Trent was born in Asheville, North Carolina and moved with his family to Atlanta at an early age. His father, William J. Trent Sr., was an early organizer of the National Association for the Advancement of Colored People (NAACP). He graduated from a black private high school in Atlanta and attended Livingstone College, from which he graduated with a bachelor's degree in 1930. His father was president of Livingstone at the time. He then earned a master's degree in economics from the Wharton School of the University of Pennsylvania at the University of Pennsylvania and did graduate work at the University of Chicago. He then returned to North Carolina and taught for two years at his alma mater and later Bennett College.

— Data provided —
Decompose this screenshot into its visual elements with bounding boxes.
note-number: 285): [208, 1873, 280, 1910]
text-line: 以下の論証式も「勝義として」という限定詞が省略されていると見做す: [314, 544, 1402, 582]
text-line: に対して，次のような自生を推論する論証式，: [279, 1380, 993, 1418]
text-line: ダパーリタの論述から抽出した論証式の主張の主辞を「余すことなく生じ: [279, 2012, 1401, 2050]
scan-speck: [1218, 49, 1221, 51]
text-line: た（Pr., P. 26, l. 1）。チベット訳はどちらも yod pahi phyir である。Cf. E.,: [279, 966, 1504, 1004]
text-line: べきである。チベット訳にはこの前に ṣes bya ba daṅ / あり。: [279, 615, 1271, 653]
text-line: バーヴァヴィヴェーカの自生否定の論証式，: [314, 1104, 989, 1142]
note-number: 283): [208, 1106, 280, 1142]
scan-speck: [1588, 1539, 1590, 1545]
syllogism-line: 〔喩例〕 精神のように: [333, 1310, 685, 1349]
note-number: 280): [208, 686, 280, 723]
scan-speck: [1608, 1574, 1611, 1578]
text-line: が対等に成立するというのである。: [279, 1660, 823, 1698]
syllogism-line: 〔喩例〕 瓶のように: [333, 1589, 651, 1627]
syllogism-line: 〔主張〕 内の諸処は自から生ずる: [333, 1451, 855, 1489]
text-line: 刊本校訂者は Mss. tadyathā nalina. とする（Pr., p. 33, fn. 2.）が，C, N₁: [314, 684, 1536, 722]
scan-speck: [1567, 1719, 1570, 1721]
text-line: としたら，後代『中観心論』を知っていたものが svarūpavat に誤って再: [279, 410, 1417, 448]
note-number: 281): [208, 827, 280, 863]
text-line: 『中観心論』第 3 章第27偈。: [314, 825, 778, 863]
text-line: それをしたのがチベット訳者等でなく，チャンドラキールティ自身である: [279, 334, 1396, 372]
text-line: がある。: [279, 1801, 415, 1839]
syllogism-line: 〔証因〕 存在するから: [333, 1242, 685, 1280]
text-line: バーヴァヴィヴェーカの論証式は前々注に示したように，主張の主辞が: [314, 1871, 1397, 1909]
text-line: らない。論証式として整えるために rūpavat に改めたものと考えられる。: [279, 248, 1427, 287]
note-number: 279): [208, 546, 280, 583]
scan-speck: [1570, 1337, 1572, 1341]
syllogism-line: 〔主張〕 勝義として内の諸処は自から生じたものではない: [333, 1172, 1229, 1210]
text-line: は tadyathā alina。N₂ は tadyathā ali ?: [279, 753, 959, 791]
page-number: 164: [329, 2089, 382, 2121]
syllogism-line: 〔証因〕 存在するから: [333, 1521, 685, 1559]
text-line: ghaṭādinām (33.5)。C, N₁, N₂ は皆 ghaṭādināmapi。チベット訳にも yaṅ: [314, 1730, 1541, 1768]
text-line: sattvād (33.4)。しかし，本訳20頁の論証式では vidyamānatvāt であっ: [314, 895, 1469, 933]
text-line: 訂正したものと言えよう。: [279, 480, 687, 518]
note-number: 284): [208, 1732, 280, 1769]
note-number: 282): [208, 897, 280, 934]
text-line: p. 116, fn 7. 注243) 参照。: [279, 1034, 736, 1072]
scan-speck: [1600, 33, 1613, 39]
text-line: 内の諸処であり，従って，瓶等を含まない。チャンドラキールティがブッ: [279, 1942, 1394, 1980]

— Exercise instructions —
**A)** Rewrite the paragraph of the passage on Trent's early life and education that begins "Trent was born in Asheville" as a short bulleted list that keeps its main facts.
**B)** Continue the passage on Trent's early life and education from where it stops.

— Results of the exercise —
**A)**
- Born in Asheville, North Carolina; moved with his family to Atlanta at an early age.
- Father: William J. Trent Sr., an early organizer of the NAACP.
- Graduated from a black private high school in Atlanta.
- Earned a bachelor's degree from Livingstone College in 1930, while his father was the college's president.
- Earned a master's degree in economics from the Wharton School of the University of Pennsylvania.
- Did graduate work at the University of Chicago.
- Returned to North Carolina and taught for two years at Livingstone College, and later at Bennett College.

**B)**
Trent was part of U.S. President Franklin Delano Roosevelt's Black Cabinet, serving as Adviser on Negro Affairs to the Secretary of the Interior Harold L. Ickes and later in the position of race relations officer in the Federal Works Agency. He served as the executive director of the United Negro College Fund from its inception in 1944 until 1964. After leaving UNCF, Trent worked for Time Inc. as assistant personnel director where he was concerned with race relations. He retired in 1975 and returned to Greensboro, North Carolina, where he died of cardiac arrest at Moses H. Cone Memorial Hospital in November 1993.

He served as treasurer and longtime board member of the National Urban League and as board president of St. Luke's Hospital.

During his time at the United Negro College Fund, Trent raised $78 million for private historically black colleges and universities (HBCU).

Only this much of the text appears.